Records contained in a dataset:

+---+

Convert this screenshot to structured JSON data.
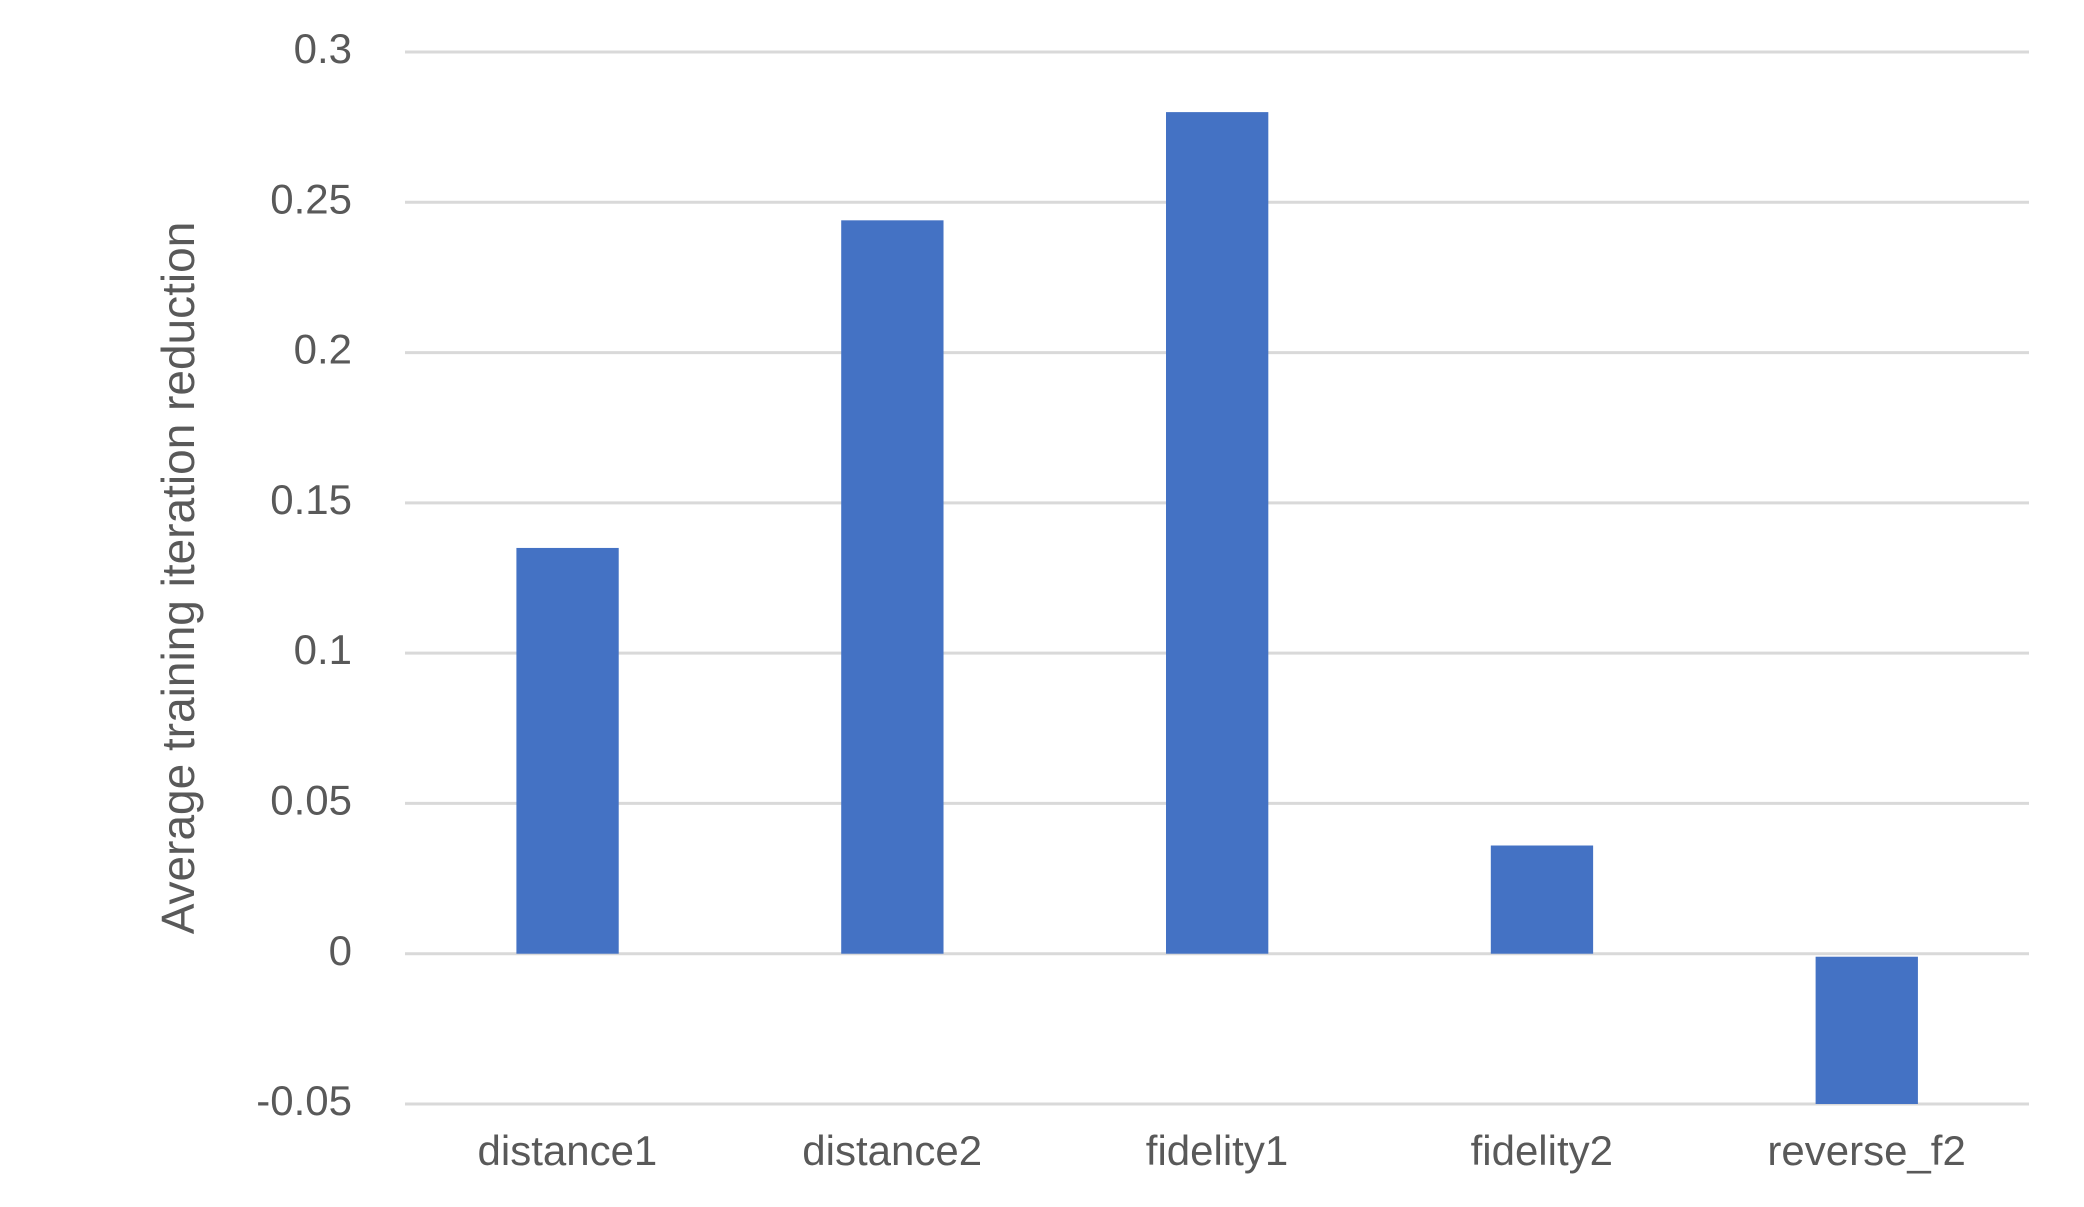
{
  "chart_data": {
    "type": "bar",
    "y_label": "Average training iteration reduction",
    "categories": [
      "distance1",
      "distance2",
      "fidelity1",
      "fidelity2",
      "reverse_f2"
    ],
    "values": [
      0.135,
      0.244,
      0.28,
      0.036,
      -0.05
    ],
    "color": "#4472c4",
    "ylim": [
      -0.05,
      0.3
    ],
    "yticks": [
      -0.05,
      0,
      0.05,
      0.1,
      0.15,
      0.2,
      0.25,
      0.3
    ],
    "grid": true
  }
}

+---+

= Problem description =
Leaving the pictures aside, transcribe the entire listing exactly.

= Correct result =
Convert this screenshot to structured JSON data.
{
  "chart_data": {
    "type": "bar",
    "y_label": "Average training iteration reduction",
    "categories": [
      "distance1",
      "distance2",
      "fidelity1",
      "fidelity2",
      "reverse_f2"
    ],
    "values": [
      0.135,
      0.244,
      0.28,
      0.036,
      -0.05
    ],
    "color": "#4472c4",
    "ylim": [
      -0.05,
      0.3
    ],
    "yticks": [
      -0.05,
      0,
      0.05,
      0.1,
      0.15,
      0.2,
      0.25,
      0.3
    ],
    "grid": true
  }
}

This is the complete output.